Task description: Give only the number of lines in the records that include the string "rassegna".

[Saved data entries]

——

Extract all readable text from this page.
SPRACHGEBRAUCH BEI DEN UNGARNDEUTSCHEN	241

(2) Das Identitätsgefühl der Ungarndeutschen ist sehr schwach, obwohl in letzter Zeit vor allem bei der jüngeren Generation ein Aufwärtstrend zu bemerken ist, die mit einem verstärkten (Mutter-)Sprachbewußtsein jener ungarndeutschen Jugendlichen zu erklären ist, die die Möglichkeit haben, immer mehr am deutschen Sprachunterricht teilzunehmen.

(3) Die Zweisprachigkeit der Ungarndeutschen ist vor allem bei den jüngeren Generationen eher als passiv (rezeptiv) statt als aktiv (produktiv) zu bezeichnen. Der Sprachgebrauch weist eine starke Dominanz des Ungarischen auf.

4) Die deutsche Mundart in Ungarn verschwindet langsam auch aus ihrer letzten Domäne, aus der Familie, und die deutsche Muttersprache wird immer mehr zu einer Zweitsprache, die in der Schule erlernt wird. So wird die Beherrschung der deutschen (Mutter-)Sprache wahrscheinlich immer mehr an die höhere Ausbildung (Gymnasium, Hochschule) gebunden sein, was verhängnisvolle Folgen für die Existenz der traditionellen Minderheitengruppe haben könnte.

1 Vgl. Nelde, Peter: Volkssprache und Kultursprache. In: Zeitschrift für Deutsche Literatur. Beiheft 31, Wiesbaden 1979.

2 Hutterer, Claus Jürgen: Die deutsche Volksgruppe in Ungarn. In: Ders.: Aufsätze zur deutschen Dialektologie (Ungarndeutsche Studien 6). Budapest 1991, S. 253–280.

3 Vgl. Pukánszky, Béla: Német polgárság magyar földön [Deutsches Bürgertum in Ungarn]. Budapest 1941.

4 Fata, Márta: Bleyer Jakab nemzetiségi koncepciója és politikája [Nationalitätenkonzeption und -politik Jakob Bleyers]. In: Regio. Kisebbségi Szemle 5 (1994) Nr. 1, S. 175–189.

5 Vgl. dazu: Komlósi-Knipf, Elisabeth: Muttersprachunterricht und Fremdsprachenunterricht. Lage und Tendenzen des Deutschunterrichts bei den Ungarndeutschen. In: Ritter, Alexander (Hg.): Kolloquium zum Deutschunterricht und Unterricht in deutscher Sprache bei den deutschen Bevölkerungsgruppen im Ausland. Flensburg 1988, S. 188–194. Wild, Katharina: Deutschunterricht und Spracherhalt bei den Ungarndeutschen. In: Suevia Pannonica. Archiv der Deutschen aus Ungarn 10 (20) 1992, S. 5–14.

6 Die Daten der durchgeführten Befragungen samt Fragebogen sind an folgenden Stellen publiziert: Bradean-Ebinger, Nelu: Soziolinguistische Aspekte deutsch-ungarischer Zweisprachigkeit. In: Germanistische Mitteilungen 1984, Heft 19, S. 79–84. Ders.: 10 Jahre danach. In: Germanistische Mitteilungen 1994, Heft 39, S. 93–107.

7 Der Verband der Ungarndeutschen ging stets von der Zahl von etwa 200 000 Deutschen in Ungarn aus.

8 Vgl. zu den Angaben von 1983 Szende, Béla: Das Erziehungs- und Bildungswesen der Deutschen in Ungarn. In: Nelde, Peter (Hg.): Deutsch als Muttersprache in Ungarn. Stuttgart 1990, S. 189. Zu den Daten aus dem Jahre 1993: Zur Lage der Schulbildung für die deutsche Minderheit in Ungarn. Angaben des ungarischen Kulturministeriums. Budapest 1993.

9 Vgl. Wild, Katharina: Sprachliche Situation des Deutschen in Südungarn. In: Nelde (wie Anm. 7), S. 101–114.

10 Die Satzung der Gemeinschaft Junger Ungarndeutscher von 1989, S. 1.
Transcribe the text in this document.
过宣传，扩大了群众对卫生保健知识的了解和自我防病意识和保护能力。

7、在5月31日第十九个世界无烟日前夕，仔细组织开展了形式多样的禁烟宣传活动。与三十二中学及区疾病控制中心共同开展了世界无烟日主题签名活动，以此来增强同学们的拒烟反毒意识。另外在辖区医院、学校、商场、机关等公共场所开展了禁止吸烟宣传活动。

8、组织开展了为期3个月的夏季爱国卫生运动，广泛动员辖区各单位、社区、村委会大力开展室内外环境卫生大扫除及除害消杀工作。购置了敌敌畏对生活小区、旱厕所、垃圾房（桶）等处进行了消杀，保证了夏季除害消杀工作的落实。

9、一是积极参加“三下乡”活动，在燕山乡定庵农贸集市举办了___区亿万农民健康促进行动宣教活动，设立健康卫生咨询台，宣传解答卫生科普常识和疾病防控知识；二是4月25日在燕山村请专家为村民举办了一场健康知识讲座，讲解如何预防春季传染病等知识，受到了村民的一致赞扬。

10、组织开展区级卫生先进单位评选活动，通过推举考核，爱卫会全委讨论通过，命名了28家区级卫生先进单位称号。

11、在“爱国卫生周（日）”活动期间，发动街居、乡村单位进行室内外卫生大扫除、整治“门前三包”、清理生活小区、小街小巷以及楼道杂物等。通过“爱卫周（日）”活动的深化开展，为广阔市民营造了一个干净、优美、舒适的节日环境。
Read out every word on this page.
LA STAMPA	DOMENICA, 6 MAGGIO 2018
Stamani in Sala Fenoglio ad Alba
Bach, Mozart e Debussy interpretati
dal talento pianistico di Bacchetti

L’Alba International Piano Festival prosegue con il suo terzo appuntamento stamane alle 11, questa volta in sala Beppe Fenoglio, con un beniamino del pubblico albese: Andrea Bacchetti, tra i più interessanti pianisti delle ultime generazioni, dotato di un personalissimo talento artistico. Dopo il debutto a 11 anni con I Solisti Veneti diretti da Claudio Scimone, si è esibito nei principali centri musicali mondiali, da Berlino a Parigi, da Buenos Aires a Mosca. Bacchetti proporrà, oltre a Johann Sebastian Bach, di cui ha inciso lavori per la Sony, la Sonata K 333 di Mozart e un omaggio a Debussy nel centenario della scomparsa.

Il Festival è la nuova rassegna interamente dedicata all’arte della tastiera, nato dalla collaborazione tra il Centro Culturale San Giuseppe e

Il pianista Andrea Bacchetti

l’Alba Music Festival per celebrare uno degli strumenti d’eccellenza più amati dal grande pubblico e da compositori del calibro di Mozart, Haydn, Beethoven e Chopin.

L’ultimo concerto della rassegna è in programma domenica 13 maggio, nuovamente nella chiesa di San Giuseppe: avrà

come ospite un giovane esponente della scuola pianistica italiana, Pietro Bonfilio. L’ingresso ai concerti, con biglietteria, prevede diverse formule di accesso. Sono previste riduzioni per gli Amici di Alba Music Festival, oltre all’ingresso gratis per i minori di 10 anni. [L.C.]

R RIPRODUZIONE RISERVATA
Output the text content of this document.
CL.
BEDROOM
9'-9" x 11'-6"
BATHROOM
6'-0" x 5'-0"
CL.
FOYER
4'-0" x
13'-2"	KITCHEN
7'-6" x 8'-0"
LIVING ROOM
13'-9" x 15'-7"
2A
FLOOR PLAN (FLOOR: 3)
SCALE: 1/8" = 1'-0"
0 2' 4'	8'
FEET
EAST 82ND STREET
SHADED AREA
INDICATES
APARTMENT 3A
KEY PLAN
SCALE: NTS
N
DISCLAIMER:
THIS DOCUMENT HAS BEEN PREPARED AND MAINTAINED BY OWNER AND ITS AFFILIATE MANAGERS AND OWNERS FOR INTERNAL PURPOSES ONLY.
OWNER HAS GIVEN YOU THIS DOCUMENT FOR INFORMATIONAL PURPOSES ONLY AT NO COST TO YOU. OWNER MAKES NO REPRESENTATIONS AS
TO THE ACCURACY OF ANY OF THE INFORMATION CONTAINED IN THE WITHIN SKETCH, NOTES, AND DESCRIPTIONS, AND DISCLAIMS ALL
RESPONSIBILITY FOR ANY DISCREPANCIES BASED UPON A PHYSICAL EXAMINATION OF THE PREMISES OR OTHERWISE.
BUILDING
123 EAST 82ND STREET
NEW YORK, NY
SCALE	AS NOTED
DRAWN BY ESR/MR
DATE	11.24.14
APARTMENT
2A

——

The reply: 2